TRAVAIL DEMANDÉ
Poursuivez l'extrait sur la lecture à voix haute après sa dernière phrase.

JB : Je ne suis pas certain qu’en lisant un texte à voix haute, on le « personnalise ». Si c’est le cas, il vaut mieux l’éviter. En lisant à voix haute, on prête seulement sa voix au texte. On l’habille d’un tissu vocal, mais le corps du texte, son volume, sa matière, demeurent inchangés. Les mots cheminent de bouche à oreille mais le cheminement du sens n’est pas terminé à l’arrivée. Le texte reprend corps. La lecture sémantique, intime et personnelle, cette lecture profonde qui appartient à chaque auditeur ou auditrice, ne fait que commencer. La personne qui lit à voix haute est au service du texte. Elle ne doit, en aucun cas, se servir du texte et encore moins poser un regard interprétatif sur l’œuvre, en étant attentif à la sonorité et au rythme du texte plutôt qu’au sens que nous en percevons. Ayant reçu une formation musicale, je parcoure chaque texte comme une partition sonore. Dans ce travail, toute l’attention doit être portée à rendre le texte le plus intelligible possible, c’est à dire hautement compréhensible pour chaque auditrice ou auditeur. L’ego de la personne qui lit est loin derrière. Louis Jouvet disait des mauvais acteurs : « ils boursouflent la phrase de leurs intentions personnelles ». C’est exactement ce qu’il faut éviter de faire dans une lecture oralisée. C’est essentiel car il n’y a pas une seule manière, une manière univoque, de recevoir et réfléchir un texte. Il y a autant de « lectures » possibles que de personnes qui parcourent un texte. Quand on lit ou reçoit un texte, on « se » lit à l’intérieur, à l’aune d’un corps de mots qui fait écho en nous d’une façon tout à fait particulière. Dès lors, la lecture à voix haute se doit de potentialiser le texte, de l’ouvrir au maximum, de l’amplifier, de l’envoyer dans toutes les directions possibles.

Données structurées d'analyse de pages
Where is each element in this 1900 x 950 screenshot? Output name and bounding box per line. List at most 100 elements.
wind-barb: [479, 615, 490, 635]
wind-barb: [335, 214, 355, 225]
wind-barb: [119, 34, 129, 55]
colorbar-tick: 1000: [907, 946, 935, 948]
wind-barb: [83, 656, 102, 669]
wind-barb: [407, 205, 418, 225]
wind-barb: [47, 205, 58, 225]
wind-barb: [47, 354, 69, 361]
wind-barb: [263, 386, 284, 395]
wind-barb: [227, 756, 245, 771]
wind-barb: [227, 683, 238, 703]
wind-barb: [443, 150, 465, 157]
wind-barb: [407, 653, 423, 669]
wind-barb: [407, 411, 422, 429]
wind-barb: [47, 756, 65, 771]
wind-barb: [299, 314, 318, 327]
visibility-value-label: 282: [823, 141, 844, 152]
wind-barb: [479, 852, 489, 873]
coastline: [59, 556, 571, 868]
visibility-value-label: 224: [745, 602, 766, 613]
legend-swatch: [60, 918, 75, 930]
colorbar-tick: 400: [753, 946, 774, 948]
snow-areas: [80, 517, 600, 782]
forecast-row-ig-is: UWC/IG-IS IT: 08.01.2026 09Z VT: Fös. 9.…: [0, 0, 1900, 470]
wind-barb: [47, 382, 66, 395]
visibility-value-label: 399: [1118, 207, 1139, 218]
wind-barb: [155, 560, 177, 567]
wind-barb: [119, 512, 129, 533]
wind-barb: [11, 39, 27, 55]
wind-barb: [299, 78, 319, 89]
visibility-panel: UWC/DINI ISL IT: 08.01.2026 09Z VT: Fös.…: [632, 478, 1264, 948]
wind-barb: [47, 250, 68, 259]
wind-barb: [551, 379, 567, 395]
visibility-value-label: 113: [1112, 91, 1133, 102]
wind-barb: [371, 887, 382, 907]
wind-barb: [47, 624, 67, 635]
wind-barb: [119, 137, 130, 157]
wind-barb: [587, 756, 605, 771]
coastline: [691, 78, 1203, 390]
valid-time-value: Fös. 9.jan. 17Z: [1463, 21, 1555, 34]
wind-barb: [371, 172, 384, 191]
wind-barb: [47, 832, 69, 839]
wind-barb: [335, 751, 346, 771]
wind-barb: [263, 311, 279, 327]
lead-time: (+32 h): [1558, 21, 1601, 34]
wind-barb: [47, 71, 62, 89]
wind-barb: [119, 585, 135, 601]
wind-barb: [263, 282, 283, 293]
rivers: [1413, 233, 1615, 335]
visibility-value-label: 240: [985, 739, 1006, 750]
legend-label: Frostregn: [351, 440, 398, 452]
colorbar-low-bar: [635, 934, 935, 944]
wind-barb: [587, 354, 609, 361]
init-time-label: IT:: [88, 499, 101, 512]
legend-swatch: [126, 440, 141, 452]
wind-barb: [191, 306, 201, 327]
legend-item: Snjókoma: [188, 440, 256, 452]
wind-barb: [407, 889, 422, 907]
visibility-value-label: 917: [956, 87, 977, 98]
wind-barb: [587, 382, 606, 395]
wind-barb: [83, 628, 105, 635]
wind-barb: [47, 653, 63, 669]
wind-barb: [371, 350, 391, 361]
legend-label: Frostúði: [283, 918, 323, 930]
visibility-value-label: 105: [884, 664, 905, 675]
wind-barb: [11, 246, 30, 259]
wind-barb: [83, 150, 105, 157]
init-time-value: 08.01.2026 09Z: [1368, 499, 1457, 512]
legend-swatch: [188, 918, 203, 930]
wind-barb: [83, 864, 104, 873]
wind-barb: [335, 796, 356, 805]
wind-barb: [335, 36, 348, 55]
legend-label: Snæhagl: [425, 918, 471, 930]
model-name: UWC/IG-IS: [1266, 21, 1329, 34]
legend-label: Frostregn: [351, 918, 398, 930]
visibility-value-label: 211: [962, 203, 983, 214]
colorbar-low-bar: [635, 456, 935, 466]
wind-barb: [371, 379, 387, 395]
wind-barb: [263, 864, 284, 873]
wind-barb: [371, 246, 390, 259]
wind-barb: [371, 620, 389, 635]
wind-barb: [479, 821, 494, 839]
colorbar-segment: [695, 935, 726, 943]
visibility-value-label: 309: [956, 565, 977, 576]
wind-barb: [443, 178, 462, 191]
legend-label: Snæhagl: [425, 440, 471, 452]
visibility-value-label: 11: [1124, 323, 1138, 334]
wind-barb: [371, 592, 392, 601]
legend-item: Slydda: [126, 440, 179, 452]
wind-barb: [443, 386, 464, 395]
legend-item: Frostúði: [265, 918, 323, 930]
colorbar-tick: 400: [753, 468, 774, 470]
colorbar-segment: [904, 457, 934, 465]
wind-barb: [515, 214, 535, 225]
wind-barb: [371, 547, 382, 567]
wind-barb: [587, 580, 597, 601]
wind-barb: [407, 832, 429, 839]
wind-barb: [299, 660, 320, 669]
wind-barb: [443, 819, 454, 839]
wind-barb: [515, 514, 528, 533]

RÉPONSE
NC : Quels sont vos projets pour 2023 ? Qu’est-ce qui vous tient tout particulièrement à cœur dans le domaine de la littérature et de l’écriture ?
JB : Je me forme actuellement en vue d’obtenir une certification d’art-thérapeute par le biais d’une Validation des Acquis des l’Expérience. Je souhaiterais par la suite réaliser une recherche en milieu clinique afin de tester, analyser et mesurer des soins littéraires adressés à des patients (mesurer la perception de la douleur avant et après soin, tester différentes manières de faire entrer en relation un.e patient.e et un texte…). Il existe une importante littérature théorique consacrée à la bibliothérapie mais aucun livre ne propose une approche technique, concrète et pragmatique, en matière de lectures-soins. Les principes, les fondements de la bibliothérapie, sont désormais connus mais on ne les a jamais mesurés de façon scientifique. C’est quelque chose qui manque considérablement. En parallèle à cette recherche, mon activité d’auteur et d’animateur d’ateliers d’écriture se développe de manière croissante. C’est une année qui s’annonce riche en créations, en réflexions et en publications.